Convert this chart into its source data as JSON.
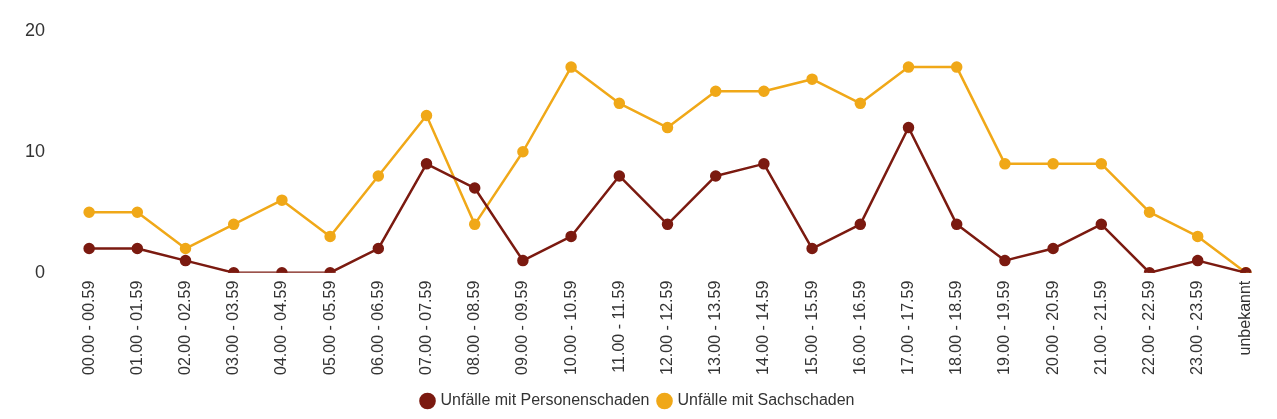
{
  "chart_data": {
    "type": "line",
    "categories": [
      "00.00 - 00.59",
      "01.00 - 01.59",
      "02.00 - 02.59",
      "03.00 - 03.59",
      "04.00 - 04.59",
      "05.00 - 05.59",
      "06.00 - 06.59",
      "07.00 - 07.59",
      "08.00 - 08.59",
      "09.00 - 09.59",
      "10.00 - 10.59",
      "11.00 - 11.59",
      "12.00 - 12.59",
      "13.00 - 13.59",
      "14.00 - 14.59",
      "15.00 - 15.59",
      "16.00 - 16.59",
      "17.00 - 17.59",
      "18.00 - 18.59",
      "19.00 - 19.59",
      "20.00 - 20.59",
      "21.00 - 21.59",
      "22.00 - 22.59",
      "23.00 - 23.59",
      "unbekannt"
    ],
    "series": [
      {
        "name": "Unfälle mit Personenschaden",
        "color": "#7b1a10",
        "values": [
          2,
          2,
          1,
          0,
          0,
          0,
          2,
          9,
          7,
          1,
          3,
          8,
          4,
          8,
          9,
          2,
          4,
          12,
          4,
          1,
          2,
          4,
          0,
          1,
          0
        ]
      },
      {
        "name": "Unfälle mit Sachschaden",
        "color": "#f0a818",
        "values": [
          5,
          5,
          2,
          4,
          6,
          3,
          8,
          13,
          4,
          10,
          17,
          14,
          12,
          15,
          15,
          16,
          14,
          17,
          17,
          9,
          9,
          9,
          5,
          3,
          0
        ]
      }
    ],
    "ylim": [
      0,
      20
    ],
    "yticks": [
      0,
      10,
      20
    ],
    "grid": false,
    "legend": "bottom",
    "marker": "circle",
    "line_style": "solid"
  }
}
++++
# Short exercise:
Print the records above exactly as they stand, but leave out the pictures.

# Task output:
Convert this chart into its source data as JSON.
{
  "chart_data": {
    "type": "line",
    "categories": [
      "00.00 - 00.59",
      "01.00 - 01.59",
      "02.00 - 02.59",
      "03.00 - 03.59",
      "04.00 - 04.59",
      "05.00 - 05.59",
      "06.00 - 06.59",
      "07.00 - 07.59",
      "08.00 - 08.59",
      "09.00 - 09.59",
      "10.00 - 10.59",
      "11.00 - 11.59",
      "12.00 - 12.59",
      "13.00 - 13.59",
      "14.00 - 14.59",
      "15.00 - 15.59",
      "16.00 - 16.59",
      "17.00 - 17.59",
      "18.00 - 18.59",
      "19.00 - 19.59",
      "20.00 - 20.59",
      "21.00 - 21.59",
      "22.00 - 22.59",
      "23.00 - 23.59",
      "unbekannt"
    ],
    "series": [
      {
        "name": "Unfälle mit Personenschaden",
        "color": "#7b1a10",
        "values": [
          2,
          2,
          1,
          0,
          0,
          0,
          2,
          9,
          7,
          1,
          3,
          8,
          4,
          8,
          9,
          2,
          4,
          12,
          4,
          1,
          2,
          4,
          0,
          1,
          0
        ]
      },
      {
        "name": "Unfälle mit Sachschaden",
        "color": "#f0a818",
        "values": [
          5,
          5,
          2,
          4,
          6,
          3,
          8,
          13,
          4,
          10,
          17,
          14,
          12,
          15,
          15,
          16,
          14,
          17,
          17,
          9,
          9,
          9,
          5,
          3,
          0
        ]
      }
    ],
    "ylim": [
      0,
      20
    ],
    "yticks": [
      0,
      10,
      20
    ],
    "grid": false,
    "legend": "bottom",
    "marker": "circle",
    "line_style": "solid"
  }
}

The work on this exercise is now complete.